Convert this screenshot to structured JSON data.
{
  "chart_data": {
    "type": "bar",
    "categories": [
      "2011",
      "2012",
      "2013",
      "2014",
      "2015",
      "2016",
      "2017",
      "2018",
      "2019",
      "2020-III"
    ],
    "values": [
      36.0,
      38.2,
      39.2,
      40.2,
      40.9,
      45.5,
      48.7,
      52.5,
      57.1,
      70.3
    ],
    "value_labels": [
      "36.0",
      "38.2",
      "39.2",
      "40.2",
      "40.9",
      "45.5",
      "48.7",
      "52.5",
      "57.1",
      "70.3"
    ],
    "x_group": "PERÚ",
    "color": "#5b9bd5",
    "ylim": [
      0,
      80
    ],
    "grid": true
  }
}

SET PROBLEM.
Write the material out exactly, with nothing left out.

TASK SOLUTION.
Convert this screenshot to structured JSON data.
{
  "chart_data": {
    "type": "bar",
    "categories": [
      "2011",
      "2012",
      "2013",
      "2014",
      "2015",
      "2016",
      "2017",
      "2018",
      "2019",
      "2020-III"
    ],
    "values": [
      36.0,
      38.2,
      39.2,
      40.2,
      40.9,
      45.5,
      48.7,
      52.5,
      57.1,
      70.3
    ],
    "value_labels": [
      "36.0",
      "38.2",
      "39.2",
      "40.2",
      "40.9",
      "45.5",
      "48.7",
      "52.5",
      "57.1",
      "70.3"
    ],
    "x_group": "PERÚ",
    "color": "#5b9bd5",
    "ylim": [
      0,
      80
    ],
    "grid": true
  }
}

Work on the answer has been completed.